» Required task
Extract the full set of records, then give each one again exactly.

Collected data entries
---
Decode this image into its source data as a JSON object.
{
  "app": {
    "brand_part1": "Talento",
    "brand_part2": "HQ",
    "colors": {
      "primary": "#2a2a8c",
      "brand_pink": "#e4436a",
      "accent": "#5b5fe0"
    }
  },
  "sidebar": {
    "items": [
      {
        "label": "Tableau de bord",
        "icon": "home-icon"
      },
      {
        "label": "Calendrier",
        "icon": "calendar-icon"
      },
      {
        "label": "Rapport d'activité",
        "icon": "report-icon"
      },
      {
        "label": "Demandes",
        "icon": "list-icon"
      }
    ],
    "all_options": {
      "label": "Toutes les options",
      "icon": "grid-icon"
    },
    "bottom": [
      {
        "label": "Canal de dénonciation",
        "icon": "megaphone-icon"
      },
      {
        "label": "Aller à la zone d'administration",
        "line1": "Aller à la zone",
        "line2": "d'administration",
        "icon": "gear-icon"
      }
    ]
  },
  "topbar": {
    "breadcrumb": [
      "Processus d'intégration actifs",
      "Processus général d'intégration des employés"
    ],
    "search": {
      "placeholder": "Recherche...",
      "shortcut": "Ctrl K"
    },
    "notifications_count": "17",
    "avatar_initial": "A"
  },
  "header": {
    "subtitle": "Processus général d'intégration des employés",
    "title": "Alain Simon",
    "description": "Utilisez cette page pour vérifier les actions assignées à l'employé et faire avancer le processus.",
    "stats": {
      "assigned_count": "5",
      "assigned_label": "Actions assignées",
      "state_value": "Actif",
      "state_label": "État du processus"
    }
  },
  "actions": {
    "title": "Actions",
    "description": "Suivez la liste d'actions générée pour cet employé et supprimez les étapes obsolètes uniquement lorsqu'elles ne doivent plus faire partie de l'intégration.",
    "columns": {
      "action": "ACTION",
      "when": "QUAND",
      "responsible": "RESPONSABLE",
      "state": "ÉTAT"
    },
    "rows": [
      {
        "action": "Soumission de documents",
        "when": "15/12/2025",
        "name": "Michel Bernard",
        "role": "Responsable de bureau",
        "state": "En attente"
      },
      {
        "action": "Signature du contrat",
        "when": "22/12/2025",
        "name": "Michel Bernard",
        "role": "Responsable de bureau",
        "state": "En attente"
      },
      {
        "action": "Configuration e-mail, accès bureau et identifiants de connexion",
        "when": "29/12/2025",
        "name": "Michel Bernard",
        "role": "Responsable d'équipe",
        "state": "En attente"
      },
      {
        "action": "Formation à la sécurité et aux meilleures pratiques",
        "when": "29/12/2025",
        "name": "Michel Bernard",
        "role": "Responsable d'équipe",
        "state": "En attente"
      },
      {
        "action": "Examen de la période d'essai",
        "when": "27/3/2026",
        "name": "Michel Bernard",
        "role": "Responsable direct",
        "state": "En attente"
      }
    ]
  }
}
---
» The output
Decode this image into its source data as a JSON object.
{
  "app": {
    "brand_part1": "Talento",
    "brand_part2": "HQ",
    "colors": {
      "primary": "#2a2a8c",
      "brand_pink": "#e4436a",
      "accent": "#5b5fe0"
    }
  },
  "sidebar": {
    "items": [
      {
        "label": "Tableau de bord",
        "icon": "home-icon"
      },
      {
        "label": "Calendrier",
        "icon": "calendar-icon"
      },
      {
        "label": "Rapport d'activité",
        "icon": "report-icon"
      },
      {
        "label": "Demandes",
        "icon": "list-icon"
      }
    ],
    "all_options": {
      "label": "Toutes les options",
      "icon": "grid-icon"
    },
    "bottom": [
      {
        "label": "Canal de dénonciation",
        "icon": "megaphone-icon"
      },
      {
        "label": "Aller à la zone d'administration",
        "line1": "Aller à la zone",
        "line2": "d'administration",
        "icon": "gear-icon"
      }
    ]
  },
  "topbar": {
    "breadcrumb": [
      "Processus d'intégration actifs",
      "Processus général d'intégration des employés"
    ],
    "search": {
      "placeholder": "Recherche...",
      "shortcut": "Ctrl K"
    },
    "notifications_count": "17",
    "avatar_initial": "A"
  },
  "header": {
    "subtitle": "Processus général d'intégration des employés",
    "title": "Alain Simon",
    "description": "Utilisez cette page pour vérifier les actions assignées à l'employé et faire avancer le processus.",
    "stats": {
      "assigned_count": "5",
      "assigned_label": "Actions assignées",
      "state_value": "Actif",
      "state_label": "État du processus"
    }
  },
  "actions": {
    "title": "Actions",
    "description": "Suivez la liste d'actions générée pour cet employé et supprimez les étapes obsolètes uniquement lorsqu'elles ne doivent plus faire partie de l'intégration.",
    "columns": {
      "action": "ACTION",
      "when": "QUAND",
      "responsible": "RESPONSABLE",
      "state": "ÉTAT"
    },
    "rows": [
      {
        "action": "Soumission de documents",
        "when": "15/12/2025",
        "name": "Michel Bernard",
        "role": "Responsable de bureau",
        "state": "En attente"
      },
      {
        "action": "Signature du contrat",
        "when": "22/12/2025",
        "name": "Michel Bernard",
        "role": "Responsable de bureau",
        "state": "En attente"
      },
      {
        "action": "Configuration e-mail, accès bureau et identifiants de connexion",
        "when": "29/12/2025",
        "name": "Michel Bernard",
        "role": "Responsable d'équipe",
        "state": "En attente"
      },
      {
        "action": "Formation à la sécurité et aux meilleures pratiques",
        "when": "29/12/2025",
        "name": "Michel Bernard",
        "role": "Responsable d'équipe",
        "state": "En attente"
      },
      {
        "action": "Examen de la période d'essai",
        "when": "27/3/2026",
        "name": "Michel Bernard",
        "role": "Responsable direct",
        "state": "En attente"
      }
    ]
  }
}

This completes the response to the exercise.